• Directions: Output the material beneath exactly, leaving nothing out.

*** Record list ***

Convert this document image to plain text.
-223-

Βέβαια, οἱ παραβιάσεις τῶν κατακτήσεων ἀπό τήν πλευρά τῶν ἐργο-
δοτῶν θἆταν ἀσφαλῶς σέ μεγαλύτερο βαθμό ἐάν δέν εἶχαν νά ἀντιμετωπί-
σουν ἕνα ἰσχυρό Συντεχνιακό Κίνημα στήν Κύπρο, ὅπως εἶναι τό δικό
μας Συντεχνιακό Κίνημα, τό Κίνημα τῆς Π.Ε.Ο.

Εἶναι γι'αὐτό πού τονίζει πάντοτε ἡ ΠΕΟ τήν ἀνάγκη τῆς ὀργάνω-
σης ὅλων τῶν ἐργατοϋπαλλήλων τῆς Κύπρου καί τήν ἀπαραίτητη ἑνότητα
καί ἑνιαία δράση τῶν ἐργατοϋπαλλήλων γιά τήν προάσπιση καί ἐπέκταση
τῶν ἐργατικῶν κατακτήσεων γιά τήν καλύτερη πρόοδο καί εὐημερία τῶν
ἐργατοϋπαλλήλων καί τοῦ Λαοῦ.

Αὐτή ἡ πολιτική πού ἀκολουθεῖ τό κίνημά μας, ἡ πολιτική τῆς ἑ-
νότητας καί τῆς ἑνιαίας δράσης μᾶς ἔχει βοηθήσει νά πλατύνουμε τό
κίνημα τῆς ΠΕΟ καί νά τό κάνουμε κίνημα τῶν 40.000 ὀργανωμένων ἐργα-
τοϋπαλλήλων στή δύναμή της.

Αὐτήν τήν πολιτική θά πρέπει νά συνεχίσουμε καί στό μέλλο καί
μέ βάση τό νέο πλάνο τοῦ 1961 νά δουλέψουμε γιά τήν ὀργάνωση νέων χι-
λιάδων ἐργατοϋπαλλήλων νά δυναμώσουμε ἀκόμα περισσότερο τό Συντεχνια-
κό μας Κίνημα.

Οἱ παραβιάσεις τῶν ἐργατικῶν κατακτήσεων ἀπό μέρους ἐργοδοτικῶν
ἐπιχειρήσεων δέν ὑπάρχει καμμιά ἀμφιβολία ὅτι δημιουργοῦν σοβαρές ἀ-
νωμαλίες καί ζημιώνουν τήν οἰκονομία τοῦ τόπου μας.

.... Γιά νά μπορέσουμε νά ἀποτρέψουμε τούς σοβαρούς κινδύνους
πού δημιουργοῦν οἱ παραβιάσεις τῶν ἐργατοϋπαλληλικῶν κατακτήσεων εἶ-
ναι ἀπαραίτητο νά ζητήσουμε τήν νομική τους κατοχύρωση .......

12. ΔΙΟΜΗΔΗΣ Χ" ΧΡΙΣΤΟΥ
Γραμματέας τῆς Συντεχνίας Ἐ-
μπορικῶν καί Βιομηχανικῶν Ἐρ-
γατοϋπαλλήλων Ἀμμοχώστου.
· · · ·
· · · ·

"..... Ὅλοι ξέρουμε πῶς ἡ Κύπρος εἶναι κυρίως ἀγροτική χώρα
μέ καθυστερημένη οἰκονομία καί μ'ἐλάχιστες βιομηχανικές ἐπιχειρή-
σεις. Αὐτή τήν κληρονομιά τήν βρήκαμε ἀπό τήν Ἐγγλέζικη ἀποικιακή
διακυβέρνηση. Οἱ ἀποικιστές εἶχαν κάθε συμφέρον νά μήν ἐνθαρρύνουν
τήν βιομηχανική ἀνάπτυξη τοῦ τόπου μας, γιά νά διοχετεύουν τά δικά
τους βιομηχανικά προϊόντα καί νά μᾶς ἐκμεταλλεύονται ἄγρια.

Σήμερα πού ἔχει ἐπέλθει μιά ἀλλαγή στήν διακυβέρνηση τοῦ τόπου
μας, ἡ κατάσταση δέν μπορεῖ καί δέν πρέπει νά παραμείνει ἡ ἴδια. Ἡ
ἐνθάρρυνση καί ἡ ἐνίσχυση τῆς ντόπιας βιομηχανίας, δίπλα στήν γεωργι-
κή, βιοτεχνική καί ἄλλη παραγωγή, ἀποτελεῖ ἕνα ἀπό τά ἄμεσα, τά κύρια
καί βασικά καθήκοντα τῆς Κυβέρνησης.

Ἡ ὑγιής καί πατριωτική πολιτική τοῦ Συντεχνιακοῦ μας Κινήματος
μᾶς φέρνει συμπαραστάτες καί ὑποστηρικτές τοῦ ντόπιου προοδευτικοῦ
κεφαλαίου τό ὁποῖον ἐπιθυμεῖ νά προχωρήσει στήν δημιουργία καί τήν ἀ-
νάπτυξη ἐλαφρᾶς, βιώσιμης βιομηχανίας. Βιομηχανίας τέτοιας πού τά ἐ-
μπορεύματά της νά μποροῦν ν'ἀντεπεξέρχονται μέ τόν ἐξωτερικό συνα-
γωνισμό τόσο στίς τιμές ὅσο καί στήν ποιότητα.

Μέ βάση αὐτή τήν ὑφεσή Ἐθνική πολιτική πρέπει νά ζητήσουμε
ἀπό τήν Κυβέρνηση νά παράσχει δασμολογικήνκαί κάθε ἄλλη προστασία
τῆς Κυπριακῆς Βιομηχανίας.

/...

***

• Result:
Convert this document image to plain text.
-223-

Βέβαια, οἱ παραβιάσεις τῶν κατακτήσεων ἀπό τήν πλευρά τῶν ἐργο-
δοτῶν θἆταν ἀσφαλῶς σέ μεγαλύτερο βαθμό ἐάν δέν εἶχαν νά ἀντιμετωπί-
σουν ἕνα ἰσχυρό Συντεχνιακό Κίνημα στήν Κύπρο, ὅπως εἶναι τό δικό
μας Συντεχνιακό Κίνημα, τό Κίνημα τῆς Π.Ε.Ο.

Εἶναι γι'αὐτό πού τονίζει πάντοτε ἡ ΠΕΟ τήν ἀνάγκη τῆς ὀργάνω-
σης ὅλων τῶν ἐργατοϋπαλλήλων τῆς Κύπρου καί τήν ἀπαραίτητη ἑνότητα
καί ἑνιαία δράση τῶν ἐργατοϋπαλλήλων γιά τήν προάσπιση καί ἐπέκταση
τῶν ἐργατικῶν κατακτήσεων γιά τήν καλύτερη πρόοδο καί εὐημερία τῶν
ἐργατοϋπαλλήλων καί τοῦ Λαοῦ.

Αὐτή ἡ πολιτική πού ἀκολουθεῖ τό κίνημά μας, ἡ πολιτική τῆς ἑ-
νότητας καί τῆς ἑνιαίας δράσης μᾶς ἔχει βοηθήσει νά πλατύνουμε τό
κίνημα τῆς ΠΕΟ καί νά τό κάνουμε κίνημα τῶν 40.000 ὀργανωμένων ἐργα-
τοϋπαλλήλων στή δύναμή της.

Αὐτήν τήν πολιτική θά πρέπει νά συνεχίσουμε καί στό μέλλο καί
μέ βάση τό νέο πλάνο τοῦ 1961 νά δουλέψουμε γιά τήν ὀργάνωση νέων χι-
λιάδων ἐργατοϋπαλλήλων νά δυναμώσουμε ἀκόμα περισσότερο τό Συντεχνια-
κό μας Κίνημα.

Οἱ παραβιάσεις τῶν ἐργατικῶν κατακτήσεων ἀπό μέρους ἐργοδοτικῶν
ἐπιχειρήσεων δέν ὑπάρχει καμμιά ἀμφιβολία ὅτι δημιουργοῦν σοβαρές ἀ-
νωμαλίες καί ζημιώνουν τήν οἰκονομία τοῦ τόπου μας.

.... Γιά νά μπορέσουμε νά ἀποτρέψουμε τούς σοβαρούς κινδύνους
πού δημιουργοῦν οἱ παραβιάσεις τῶν ἐργατοϋπαλληλικῶν κατακτήσεων εἶ-
ναι ἀπαραίτητο νά ζητήσουμε τήν νομική τους κατοχύρωση .......

12. ΔΙΟΜΗΔΗΣ Χ" ΧΡΙΣΤΟΥ
Γραμματέας τῆς Συντεχνίας Ἐ-
μπορικῶν καί Βιομηχανικῶν Ἐρ-
γατοϋπαλλήλων Ἀμμοχώστου.
· · · ·
· · · ·

"..... Ὅλοι ξέρουμε πῶς ἡ Κύπρος εἶναι κυρίως ἀγροτική χώρα
μέ καθυστερημένη οἰκονομία καί μ'ἐλάχιστες βιομηχανικές ἐπιχειρή-
σεις. Αὐτή τήν κληρονομιά τήν βρήκαμε ἀπό τήν Ἐγγλέζικη ἀποικιακή
διακυβέρνηση. Οἱ ἀποικιστές εἶχαν κάθε συμφέρον νά μήν ἐνθαρρύνουν
τήν βιομηχανική ἀνάπτυξη τοῦ τόπου μας, γιά νά διοχετεύουν τά δικά
τους βιομηχανικά προϊόντα καί νά μᾶς ἐκμεταλλεύονται ἄγρια.

Σήμερα πού ἔχει ἐπέλθει μιά ἀλλαγή στήν διακυβέρνηση τοῦ τόπου
μας, ἡ κατάσταση δέν μπορεῖ καί δέν πρέπει νά παραμείνει ἡ ἴδια. Ἡ
ἐνθάρρυνση καί ἡ ἐνίσχυση τῆς ντόπιας βιομηχανίας, δίπλα στήν γεωργι-
κή, βιοτεχνική καί ἄλλη παραγωγή, ἀποτελεῖ ἕνα ἀπό τά ἄμεσα, τά κύρια
καί βασικά καθήκοντα τῆς Κυβέρνησης.

Ἡ ὑγιής καί πατριωτική πολιτική τοῦ Συντεχνιακοῦ μας Κινήματος
μᾶς φέρνει συμπαραστάτες καί ὑποστηρικτές τοῦ ντόπιου προοδευτικοῦ
κεφαλαίου τό ὁποῖον ἐπιθυμεῖ νά προχωρήσει στήν δημιουργία καί τήν ἀ-
νάπτυξη ἐλαφρᾶς, βιώσιμης βιομηχανίας. Βιομηχανίας τέτοιας πού τά ἐ-
μπορεύματά της νά μποροῦν ν'ἀντεπεξέρχονται μέ τόν ἐξωτερικό συνα-
γωνισμό τόσο στίς τιμές ὅσο καί στήν ποιότητα.

Μέ βάση αὐτή τήν ὑφεσή Ἐθνική πολιτική πρέπει νά ζητήσουμε
ἀπό τήν Κυβέρνηση νά παράσχει δασμολογικήνκαί κάθε ἄλλη προστασία
τῆς Κυπριακῆς Βιομηχανίας.

/...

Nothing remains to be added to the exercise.